Mi contenedor llegó hoy. Salió de Montevideo tras un periplo inesperado (ingénuamente inesperado, Zeus Todopoderoso me ama y quiere que aprecie la futilidad de lo material asegurándose de que mis mudanzas siempre lleguen con retraso, no sé de qué me sorprendo a estas alturas, leñe), que mirándolo por el lado positivo me ha permitido conocer la diferencia entre un camión exclusivo y otro consolidado (atención, expatriados, NUNCA contratéis un camión consolidado!!!). Atravesó la pampa argentina, y el viernes llegó al Paso del Libertador. Durante este fin de semana los funcionarios de las aduanas argentina y chilena se pasaron por el forro de los calzones el principio de inviolabilidad de los bienes diplomáticos y se dedicaron a abrir un buen número de MIS cajas. El lunes pasó el SAG (el control sanitario chileno), en donde debían estar convencidos de que yo llevaba el jamón de pata negra escondido en la librería, si no, no me explico que abrieran todas las cajas de libros, y dejaran intactas todas aquellas que tenían bien clarito puesto: restos de la despensa (si algún funcionario del SAG me lee, que no se altere, allí sólo iban botellas de vino, permitidas todas…). El martes bajó la serpenteante carretera de bajada de los Andes, despacito porque justo  había nevado muchísimo este fin de semana (Zeus, eres un cachondo mental, así de claro te lo digo), y hoy, ¡llegó a mi nueva casa en Providencia! (nota para no chilenos: Providencia, barrio de Santiago)

El procedimiento es siempre similar, pero aún así, la ilusión permanece intacta: se chequean los sellos de seguridad que certifican que el contenedor es el propio y no hay nada añadido (en mi caso, algo ridìculo, después de que funcionarios argentinos y chilenos se hayan pasado el finde abriéndome cajas, pero bueno, hacía ilusión), y después te dan una hoja con números que vas tachando conforme van saliendo cajas, una tras otra. Así que hoy los tipos iban gritando, «¡la setenta y tres, siete-tres, la cincuenta y seis, cinco-seis…! y yo tachando, y para cuando ya rozábamos la caja 165 (uno-seis-cinco), yo ya no sabía si cantar bingo o echarme a llorar… Señores del TPI, nunca me cansaré de decirlo, urge la tipificación del delito de comercialización de artesanías típicas absurdas… Eso sí, cuando reconocí el bulto que contenía mi guitarrita, el corazón me dio un vuelco de la alegría.

================

▸ Tarea asignada 1:
Enumera todos los nombres de lugares geográficos que aparecen en el texto sobre la llegada del contenedor, en el orden en que salen.
▸ Tarea asignada 2:
Transcribe tal cual del texto sobre la llegada del contenedor todo lo que va desde "El procedimiento es" hasta "de la alegría.".

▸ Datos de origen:
================

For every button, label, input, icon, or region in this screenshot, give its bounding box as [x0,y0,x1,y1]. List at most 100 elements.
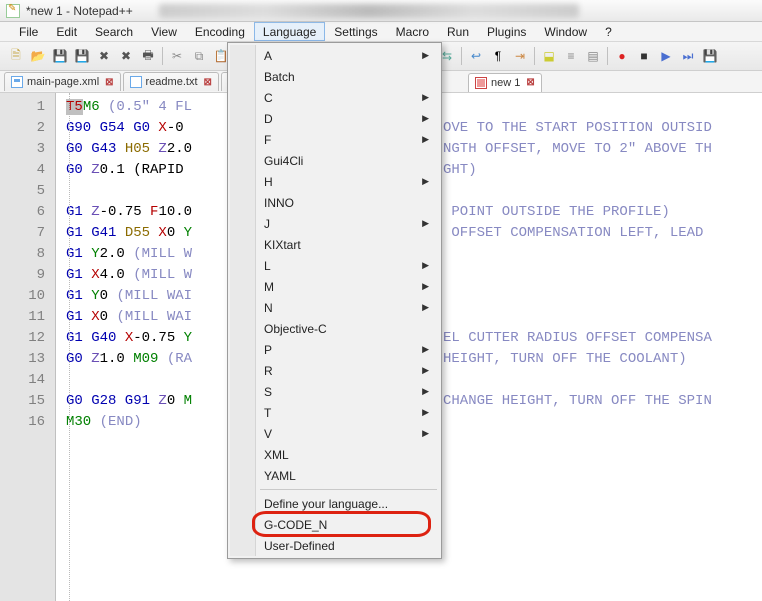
line-number: 3 [0,139,55,160]
language-menu-item[interactable]: R▶ [230,360,439,381]
language-menu-item[interactable]: L▶ [230,255,439,276]
line-number: 11 [0,307,55,328]
language-menu-item[interactable]: A▶ [230,45,439,66]
menu-item-label: L [264,259,271,273]
allchars-icon[interactable]: ¶ [488,46,508,66]
language-menu-item[interactable]: T▶ [230,402,439,423]
submenu-arrow-icon: ▶ [422,428,429,439]
menu-item-label: XML [264,448,289,462]
language-menu-item[interactable]: J▶ [230,213,439,234]
code-line-continuation: CHANGE HEIGHT, TURN OFF THE SPIN [443,391,712,412]
language-menu-item[interactable]: M▶ [230,276,439,297]
language-menu-item[interactable]: XML [230,444,439,465]
submenu-arrow-icon: ▶ [422,281,429,292]
tab-close-icon[interactable]: ⊠ [204,77,212,88]
language-menu-item[interactable]: C▶ [230,87,439,108]
code-line-continuation: GHT) [443,160,477,181]
line-number: 12 [0,328,55,349]
submenu-arrow-icon: ▶ [422,92,429,103]
doc-tab[interactable]: main-page.xml⊠ [4,72,121,91]
language-menu-item[interactable]: H▶ [230,171,439,192]
doc-tab[interactable]: new 1 ⊠ [468,73,542,92]
menu-macro[interactable]: Macro [387,22,438,41]
open-file-icon[interactable]: 📂 [28,46,48,66]
doc-tab[interactable]: readme.txt⊠ [123,72,219,91]
cut-icon[interactable]: ✂ [167,46,187,66]
menu-language[interactable]: Language [254,22,325,41]
line-number: 16 [0,412,55,433]
menu-window[interactable]: Window [535,22,596,41]
language-menu-item[interactable]: F▶ [230,129,439,150]
stop-icon[interactable]: ■ [634,46,654,66]
menu-encoding[interactable]: Encoding [186,22,254,41]
close-all-icon[interactable]: ✖ [116,46,136,66]
indent-icon[interactable]: ⇥ [510,46,530,66]
close-icon[interactable]: ✖ [94,46,114,66]
menu-item-label: M [264,280,274,294]
menu-item-label: T [264,406,271,420]
code-line-continuation: POINT OUTSIDE THE PROFILE) [443,202,670,223]
language-menu-item[interactable]: User-Defined [230,535,439,556]
doc-map-icon[interactable]: ▤ [583,46,603,66]
title-bar: *new 1 - Notepad++ [0,0,762,22]
line-number: 4 [0,160,55,181]
language-menu-item[interactable]: KIXtart [230,234,439,255]
language-menu-item[interactable]: N▶ [230,297,439,318]
submenu-arrow-icon: ▶ [422,365,429,376]
menu-run[interactable]: Run [438,22,478,41]
menu-search[interactable]: Search [86,22,142,41]
menu-item-label: Define your language... [264,497,388,511]
menu-view[interactable]: View [142,22,186,41]
menu-plugins[interactable]: Plugins [478,22,535,41]
wordwrap-icon[interactable]: ↩ [466,46,486,66]
language-menu[interactable]: A▶BatchC▶D▶F▶Gui4CliH▶INNOJ▶KIXtartL▶M▶N… [227,42,442,559]
language-menu-item[interactable]: INNO [230,192,439,213]
menu-settings[interactable]: Settings [325,22,386,41]
language-menu-item[interactable]: D▶ [230,108,439,129]
tab-close-icon[interactable]: ⊠ [105,77,113,88]
language-menu-item[interactable]: S▶ [230,381,439,402]
print-icon[interactable]: 🖶 [138,46,158,66]
separator [461,47,462,65]
copy-icon[interactable]: ⧉ [189,46,209,66]
language-menu-item[interactable]: Gui4Cli [230,150,439,171]
doc-tab-label: new 1 [491,77,520,89]
menu-item-label: H [264,175,273,189]
menu-item-label: G-CODE_N [264,518,327,532]
func-list-icon[interactable]: ≡ [561,46,581,66]
submenu-arrow-icon: ▶ [422,260,429,271]
tab-close-icon[interactable]: ⊠ [526,77,534,88]
save-all-icon[interactable]: 💾 [72,46,92,66]
play-multi-icon[interactable]: ⏭ [678,46,698,66]
file-icon [130,76,142,88]
play-icon[interactable]: ▶ [656,46,676,66]
language-menu-item[interactable]: YAML [230,465,439,486]
lang-icon[interactable]: ⬓ [539,46,559,66]
language-menu-item[interactable]: Objective-C [230,318,439,339]
menu-item-label: A [264,49,272,63]
record-icon[interactable]: ● [612,46,632,66]
language-menu-item[interactable]: Batch [230,66,439,87]
language-menu-item[interactable]: P▶ [230,339,439,360]
language-menu-item[interactable]: V▶ [230,423,439,444]
code-line-continuation: OFFSET COMPENSATION LEFT, LEAD [443,223,712,244]
menu-item-label: F [264,133,271,147]
fold-margin [64,93,70,601]
save-icon[interactable]: 💾 [50,46,70,66]
code-line-continuation: EL CUTTER RADIUS OFFSET COMPENSA [443,328,712,349]
language-menu-item[interactable]: Define your language... [230,493,439,514]
submenu-arrow-icon: ▶ [422,113,429,124]
code-line-continuation: OVE TO THE START POSITION OUTSID [443,118,712,139]
line-number: 14 [0,370,55,391]
menu-item-label: YAML [264,469,296,483]
separator [534,47,535,65]
blurred-region [159,4,579,18]
file-icon [11,76,23,88]
unsaved-file-icon [475,77,487,89]
menu-file[interactable]: File [10,22,47,41]
menu-help[interactable]: ? [596,22,621,41]
new-file-icon[interactable]: 🗎 [6,46,26,66]
menu-edit[interactable]: Edit [47,22,86,41]
save-macro-icon[interactable]: 💾 [700,46,720,66]
language-menu-item[interactable]: G-CODE_N [230,514,439,535]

================

▸ Respuesta completa 1:
- Montevideo
- la pampa argentina
- el Paso del Libertador
- los Andes
- Providencia
- Santiago

▸ Respuesta completa 2:
El procedimiento es siempre similar, pero aún así, la ilusión permanece intacta: se chequean los sellos de seguridad que certifican que el contenedor es el propio y no hay nada añadido (en mi caso, algo ridìculo, después de que funcionarios argentinos y chilenos se hayan pasado el finde abriéndome cajas, pero bueno, hacía ilusión), y después te dan una hoja con números que vas tachando conforme van saliendo cajas, una tras otra. Así que hoy los tipos iban gritando, «¡la setenta y tres, siete-tres, la cincuenta y seis, cinco-seis…! y yo tachando, y para cuando ya rozábamos la caja 165 (uno-seis-cinco), yo ya no sabía si cantar bingo o echarme a llorar… Señores del TPI, nunca me cansaré de decirlo, urge la tipificación del delito de comercialización de artesanías típicas absurdas… Eso sí, cuando reconocí el bulto que contenía mi guitarrita, el corazón me dio un vuelco de la alegría.